# Data items:
^^^^
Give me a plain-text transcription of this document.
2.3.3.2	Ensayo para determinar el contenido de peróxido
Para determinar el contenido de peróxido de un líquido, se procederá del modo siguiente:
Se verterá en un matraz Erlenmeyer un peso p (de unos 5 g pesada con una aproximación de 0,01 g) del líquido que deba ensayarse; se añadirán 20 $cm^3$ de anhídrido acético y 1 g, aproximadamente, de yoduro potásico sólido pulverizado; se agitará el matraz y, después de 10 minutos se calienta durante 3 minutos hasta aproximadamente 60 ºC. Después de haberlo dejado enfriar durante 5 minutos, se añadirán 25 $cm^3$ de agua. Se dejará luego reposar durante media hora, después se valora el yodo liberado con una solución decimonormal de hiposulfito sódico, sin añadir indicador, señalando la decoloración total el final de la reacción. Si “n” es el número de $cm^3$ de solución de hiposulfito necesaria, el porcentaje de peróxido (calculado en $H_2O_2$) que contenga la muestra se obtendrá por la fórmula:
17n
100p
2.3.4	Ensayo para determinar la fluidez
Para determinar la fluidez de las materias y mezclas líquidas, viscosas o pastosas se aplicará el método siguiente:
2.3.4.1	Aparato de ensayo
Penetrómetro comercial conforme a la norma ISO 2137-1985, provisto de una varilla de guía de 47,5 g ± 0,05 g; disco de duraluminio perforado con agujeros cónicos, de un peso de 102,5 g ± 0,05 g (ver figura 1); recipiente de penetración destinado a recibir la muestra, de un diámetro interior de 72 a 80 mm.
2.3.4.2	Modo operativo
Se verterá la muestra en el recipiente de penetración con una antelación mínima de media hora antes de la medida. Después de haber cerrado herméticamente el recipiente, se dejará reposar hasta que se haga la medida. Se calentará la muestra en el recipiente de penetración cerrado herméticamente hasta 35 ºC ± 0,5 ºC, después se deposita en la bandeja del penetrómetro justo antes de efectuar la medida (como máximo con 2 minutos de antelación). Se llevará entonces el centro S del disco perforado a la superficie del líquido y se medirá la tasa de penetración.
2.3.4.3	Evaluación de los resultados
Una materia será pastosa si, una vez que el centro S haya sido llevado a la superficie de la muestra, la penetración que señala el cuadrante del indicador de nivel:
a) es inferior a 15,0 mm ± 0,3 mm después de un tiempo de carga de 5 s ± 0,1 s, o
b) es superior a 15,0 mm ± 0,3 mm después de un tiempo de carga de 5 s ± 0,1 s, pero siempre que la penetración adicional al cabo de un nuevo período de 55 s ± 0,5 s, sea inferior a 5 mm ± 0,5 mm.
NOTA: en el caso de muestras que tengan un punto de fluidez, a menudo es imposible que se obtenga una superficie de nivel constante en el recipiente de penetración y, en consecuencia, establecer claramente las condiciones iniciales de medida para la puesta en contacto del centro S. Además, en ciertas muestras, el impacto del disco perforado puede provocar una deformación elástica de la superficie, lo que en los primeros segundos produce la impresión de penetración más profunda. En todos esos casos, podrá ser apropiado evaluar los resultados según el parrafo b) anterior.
^^^^
# TASK PROMPT:
Print the records above in full, exactly.

# REPLY TO THE EXERCISE:
Give me a plain-text transcription of this document.
2.3.3.2	Ensayo para determinar el contenido de peróxido
Para determinar el contenido de peróxido de un líquido, se procederá del modo siguiente:
Se verterá en un matraz Erlenmeyer un peso p (de unos 5 g pesada con una aproximación de 0,01 g) del líquido que deba ensayarse; se añadirán 20 $cm^3$ de anhídrido acético y 1 g, aproximadamente, de yoduro potásico sólido pulverizado; se agitará el matraz y, después de 10 minutos se calienta durante 3 minutos hasta aproximadamente 60 ºC. Después de haberlo dejado enfriar durante 5 minutos, se añadirán 25 $cm^3$ de agua. Se dejará luego reposar durante media hora, después se valora el yodo liberado con una solución decimonormal de hiposulfito sódico, sin añadir indicador, señalando la decoloración total el final de la reacción. Si “n” es el número de $cm^3$ de solución de hiposulfito necesaria, el porcentaje de peróxido (calculado en $H_2O_2$) que contenga la muestra se obtendrá por la fórmula:
17n
100p
2.3.4	Ensayo para determinar la fluidez
Para determinar la fluidez de las materias y mezclas líquidas, viscosas o pastosas se aplicará el método siguiente:
2.3.4.1	Aparato de ensayo
Penetrómetro comercial conforme a la norma ISO 2137-1985, provisto de una varilla de guía de 47,5 g ± 0,05 g; disco de duraluminio perforado con agujeros cónicos, de un peso de 102,5 g ± 0,05 g (ver figura 1); recipiente de penetración destinado a recibir la muestra, de un diámetro interior de 72 a 80 mm.
2.3.4.2	Modo operativo
Se verterá la muestra en el recipiente de penetración con una antelación mínima de media hora antes de la medida. Después de haber cerrado herméticamente el recipiente, se dejará reposar hasta que se haga la medida. Se calentará la muestra en el recipiente de penetración cerrado herméticamente hasta 35 ºC ± 0,5 ºC, después se deposita en la bandeja del penetrómetro justo antes de efectuar la medida (como máximo con 2 minutos de antelación). Se llevará entonces el centro S del disco perforado a la superficie del líquido y se medirá la tasa de penetración.
2.3.4.3	Evaluación de los resultados
Una materia será pastosa si, una vez que el centro S haya sido llevado a la superficie de la muestra, la penetración que señala el cuadrante del indicador de nivel:
a) es inferior a 15,0 mm ± 0,3 mm después de un tiempo de carga de 5 s ± 0,1 s, o
b) es superior a 15,0 mm ± 0,3 mm después de un tiempo de carga de 5 s ± 0,1 s, pero siempre que la penetración adicional al cabo de un nuevo período de 55 s ± 0,5 s, sea inferior a 5 mm ± 0,5 mm.
NOTA: en el caso de muestras que tengan un punto de fluidez, a menudo es imposible que se obtenga una superficie de nivel constante en el recipiente de penetración y, en consecuencia, establecer claramente las condiciones iniciales de medida para la puesta en contacto del centro S. Además, en ciertas muestras, el impacto del disco perforado puede provocar una deformación elástica de la superficie, lo que en los primeros segundos produce la impresión de penetración más profunda. En todos esos casos, podrá ser apropiado evaluar los resultados según el parrafo b) anterior.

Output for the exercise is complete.